To be done:
Print each line exactly as it is given.

Part of a data file:
● ● ●

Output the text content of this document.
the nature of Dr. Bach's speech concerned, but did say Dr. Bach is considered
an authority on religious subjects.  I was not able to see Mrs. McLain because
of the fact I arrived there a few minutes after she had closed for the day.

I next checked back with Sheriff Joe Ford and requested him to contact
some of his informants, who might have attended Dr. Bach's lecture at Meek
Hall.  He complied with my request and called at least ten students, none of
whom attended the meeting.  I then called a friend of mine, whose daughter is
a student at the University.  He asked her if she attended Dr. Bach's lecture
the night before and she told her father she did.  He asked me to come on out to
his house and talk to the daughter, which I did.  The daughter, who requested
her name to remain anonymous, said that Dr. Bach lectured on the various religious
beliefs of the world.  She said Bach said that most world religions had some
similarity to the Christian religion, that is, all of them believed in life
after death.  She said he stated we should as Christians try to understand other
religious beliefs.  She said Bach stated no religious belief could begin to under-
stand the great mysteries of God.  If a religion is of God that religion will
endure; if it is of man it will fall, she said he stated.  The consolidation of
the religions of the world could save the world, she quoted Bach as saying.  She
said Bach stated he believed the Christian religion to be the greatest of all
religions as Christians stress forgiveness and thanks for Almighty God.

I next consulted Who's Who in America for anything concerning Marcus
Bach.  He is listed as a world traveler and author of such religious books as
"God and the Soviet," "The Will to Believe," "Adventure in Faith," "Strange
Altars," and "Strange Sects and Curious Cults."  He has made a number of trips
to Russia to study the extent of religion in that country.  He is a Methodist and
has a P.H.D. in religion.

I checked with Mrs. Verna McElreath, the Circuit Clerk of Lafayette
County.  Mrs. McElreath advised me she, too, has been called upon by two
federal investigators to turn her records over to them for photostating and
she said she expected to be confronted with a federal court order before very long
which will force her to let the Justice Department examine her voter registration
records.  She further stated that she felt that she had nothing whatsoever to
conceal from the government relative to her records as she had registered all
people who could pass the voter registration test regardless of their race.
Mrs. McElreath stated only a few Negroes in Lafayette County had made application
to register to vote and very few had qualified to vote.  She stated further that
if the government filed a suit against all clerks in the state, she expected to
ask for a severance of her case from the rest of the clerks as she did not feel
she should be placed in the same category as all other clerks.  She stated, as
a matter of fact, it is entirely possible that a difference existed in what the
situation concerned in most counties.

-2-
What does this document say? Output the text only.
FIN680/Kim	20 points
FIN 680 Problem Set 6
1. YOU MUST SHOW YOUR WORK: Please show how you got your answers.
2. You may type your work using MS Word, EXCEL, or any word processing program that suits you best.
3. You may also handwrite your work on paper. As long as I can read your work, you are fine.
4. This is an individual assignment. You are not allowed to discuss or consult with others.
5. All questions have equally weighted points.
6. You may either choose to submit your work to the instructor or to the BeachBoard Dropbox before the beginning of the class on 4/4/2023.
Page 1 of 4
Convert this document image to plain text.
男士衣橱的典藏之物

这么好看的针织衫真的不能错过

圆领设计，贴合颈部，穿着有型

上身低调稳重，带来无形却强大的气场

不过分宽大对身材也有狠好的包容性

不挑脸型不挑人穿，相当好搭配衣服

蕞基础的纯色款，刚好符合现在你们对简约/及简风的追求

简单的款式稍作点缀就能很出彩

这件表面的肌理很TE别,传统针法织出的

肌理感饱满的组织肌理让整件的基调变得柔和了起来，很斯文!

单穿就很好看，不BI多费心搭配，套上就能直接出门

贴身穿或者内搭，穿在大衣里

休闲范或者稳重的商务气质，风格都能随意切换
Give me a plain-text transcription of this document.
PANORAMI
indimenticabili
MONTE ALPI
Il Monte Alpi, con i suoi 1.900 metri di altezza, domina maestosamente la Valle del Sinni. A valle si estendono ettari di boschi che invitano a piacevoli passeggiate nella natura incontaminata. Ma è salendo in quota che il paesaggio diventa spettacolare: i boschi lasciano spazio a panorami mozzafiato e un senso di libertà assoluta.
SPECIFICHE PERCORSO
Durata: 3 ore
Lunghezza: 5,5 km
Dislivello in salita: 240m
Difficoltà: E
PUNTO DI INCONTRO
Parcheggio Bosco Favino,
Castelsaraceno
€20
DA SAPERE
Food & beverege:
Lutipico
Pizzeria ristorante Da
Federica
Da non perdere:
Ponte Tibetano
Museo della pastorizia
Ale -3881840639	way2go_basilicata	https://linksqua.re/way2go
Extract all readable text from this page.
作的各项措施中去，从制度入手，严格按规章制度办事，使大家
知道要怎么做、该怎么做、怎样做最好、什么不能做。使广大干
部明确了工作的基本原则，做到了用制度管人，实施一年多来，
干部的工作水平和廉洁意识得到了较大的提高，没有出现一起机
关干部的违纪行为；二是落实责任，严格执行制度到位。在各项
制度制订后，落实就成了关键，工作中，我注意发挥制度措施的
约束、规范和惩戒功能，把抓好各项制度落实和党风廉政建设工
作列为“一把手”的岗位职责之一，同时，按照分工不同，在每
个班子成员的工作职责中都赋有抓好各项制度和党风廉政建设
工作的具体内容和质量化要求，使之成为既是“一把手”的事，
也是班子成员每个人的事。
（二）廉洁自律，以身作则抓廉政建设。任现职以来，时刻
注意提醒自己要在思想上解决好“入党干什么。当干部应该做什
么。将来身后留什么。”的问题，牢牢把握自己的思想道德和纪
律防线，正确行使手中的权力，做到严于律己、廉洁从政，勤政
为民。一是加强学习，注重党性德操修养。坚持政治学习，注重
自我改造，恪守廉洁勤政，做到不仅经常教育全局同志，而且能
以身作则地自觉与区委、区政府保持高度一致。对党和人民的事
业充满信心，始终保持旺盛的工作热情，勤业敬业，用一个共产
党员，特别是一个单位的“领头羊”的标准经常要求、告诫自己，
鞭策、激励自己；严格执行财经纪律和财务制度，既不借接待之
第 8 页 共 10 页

● ● ●

Task answer:
Output the text content of this document.
the nature of Dr. Bach's speech concerned, but did say Dr. Bach is considered
an authority on religious subjects.  I was not able to see Mrs. McLain because
of the fact I arrived there a few minutes after she had closed for the day.

I next checked back with Sheriff Joe Ford and requested him to contact
some of his informants, who might have attended Dr. Bach's lecture at Meek
Hall.  He complied with my request and called at least ten students, none of
whom attended the meeting.  I then called a friend of mine, whose daughter is
a student at the University.  He asked her if she attended Dr. Bach's lecture
the night before and she told her father she did.  He asked me to come on out to
his house and talk to the daughter, which I did.  The daughter, who requested
her name to remain anonymous, said that Dr. Bach lectured on the various religious
beliefs of the world.  She said Bach said that most world religions had some
similarity to the Christian religion, that is, all of them believed in life
after death.  She said he stated we should as Christians try to understand other
religious beliefs.  She said Bach stated no religious belief could begin to under-
stand the great mysteries of God.  If a religion is of God that religion will
endure; if it is of man it will fall, she said he stated.  The consolidation of
the religions of the world could save the world, she quoted Bach as saying.  She
said Bach stated he believed the Christian religion to be the greatest of all
religions as Christians stress forgiveness and thanks for Almighty God.

I next consulted Who's Who in America for anything concerning Marcus
Bach.  He is listed as a world traveler and author of such religious books as
"God and the Soviet," "The Will to Believe," "Adventure in Faith," "Strange
Altars," and "Strange Sects and Curious Cults."  He has made a number of trips
to Russia to study the extent of religion in that country.  He is a Methodist and
has a P.H.D. in religion.

I checked with Mrs. Verna McElreath, the Circuit Clerk of Lafayette
County.  Mrs. McElreath advised me she, too, has been called upon by two
federal investigators to turn her records over to them for photostating and
she said she expected to be confronted with a federal court order before very long
which will force her to let the Justice Department examine her voter registration
records.  She further stated that she felt that she had nothing whatsoever to
conceal from the government relative to her records as she had registered all
people who could pass the voter registration test regardless of their race.
Mrs. McElreath stated only a few Negroes in Lafayette County had made application
to register to vote and very few had qualified to vote.  She stated further that
if the government filed a suit against all clerks in the state, she expected to
ask for a severance of her case from the rest of the clerks as she did not feel
she should be placed in the same category as all other clerks.  She stated, as
a matter of fact, it is entirely possible that a difference existed in what the
situation concerned in most counties.

-2-
What does this document say? Output the text only.
FIN680/Kim	20 points
FIN 680 Problem Set 6
1. YOU MUST SHOW YOUR WORK: Please show how you got your answers.
2. You may type your work using MS Word, EXCEL, or any word processing program that suits you best.
3. You may also handwrite your work on paper. As long as I can read your work, you are fine.
4. This is an individual assignment. You are not allowed to discuss or consult with others.
5. All questions have equally weighted points.
6. You may either choose to submit your work to the instructor or to the BeachBoard Dropbox before the beginning of the class on 4/4/2023.
Page 1 of 4
Convert this document image to plain text.
男士衣橱的典藏之物

这么好看的针织衫真的不能错过

圆领设计，贴合颈部，穿着有型

上身低调稳重，带来无形却强大的气场

不过分宽大对身材也有狠好的包容性

不挑脸型不挑人穿，相当好搭配衣服

蕞基础的纯色款，刚好符合现在你们对简约/及简风的追求

简单的款式稍作点缀就能很出彩

这件表面的肌理很TE别,传统针法织出的

肌理感饱满的组织肌理让整件的基调变得柔和了起来，很斯文!

单穿就很好看，不BI多费心搭配，套上就能直接出门

贴身穿或者内搭，穿在大衣里

休闲范或者稳重的商务气质，风格都能随意切换
Give me a plain-text transcription of this document.
PANORAMI
indimenticabili
MONTE ALPI
Il Monte Alpi, con i suoi 1.900 metri di altezza, domina maestosamente la Valle del Sinni. A valle si estendono ettari di boschi che invitano a piacevoli passeggiate nella natura incontaminata. Ma è salendo in quota che il paesaggio diventa spettacolare: i boschi lasciano spazio a panorami mozzafiato e un senso di libertà assoluta.
SPECIFICHE PERCORSO
Durata: 3 ore
Lunghezza: 5,5 km
Dislivello in salita: 240m
Difficoltà: E
PUNTO DI INCONTRO
Parcheggio Bosco Favino,
Castelsaraceno
€20
DA SAPERE
Food & beverege:
Lutipico
Pizzeria ristorante Da
Federica
Da non perdere:
Ponte Tibetano
Museo della pastorizia
Ale -3881840639	way2go_basilicata	https://linksqua.re/way2go
Extract all readable text from this page.
作的各项措施中去，从制度入手，严格按规章制度办事，使大家
知道要怎么做、该怎么做、怎样做最好、什么不能做。使广大干
部明确了工作的基本原则，做到了用制度管人，实施一年多来，
干部的工作水平和廉洁意识得到了较大的提高，没有出现一起机
关干部的违纪行为；二是落实责任，严格执行制度到位。在各项
制度制订后，落实就成了关键，工作中，我注意发挥制度措施的
约束、规范和惩戒功能，把抓好各项制度落实和党风廉政建设工
作列为“一把手”的岗位职责之一，同时，按照分工不同，在每
个班子成员的工作职责中都赋有抓好各项制度和党风廉政建设
工作的具体内容和质量化要求，使之成为既是“一把手”的事，
也是班子成员每个人的事。
（二）廉洁自律，以身作则抓廉政建设。任现职以来，时刻
注意提醒自己要在思想上解决好“入党干什么。当干部应该做什
么。将来身后留什么。”的问题，牢牢把握自己的思想道德和纪
律防线，正确行使手中的权力，做到严于律己、廉洁从政，勤政
为民。一是加强学习，注重党性德操修养。坚持政治学习，注重
自我改造，恪守廉洁勤政，做到不仅经常教育全局同志，而且能
以身作则地自觉与区委、区政府保持高度一致。对党和人民的事
业充满信心，始终保持旺盛的工作热情，勤业敬业，用一个共产
党员，特别是一个单位的“领头羊”的标准经常要求、告诫自己，
鞭策、激励自己；严格执行财经纪律和财务制度，既不借接待之
第 8 页 共 10 页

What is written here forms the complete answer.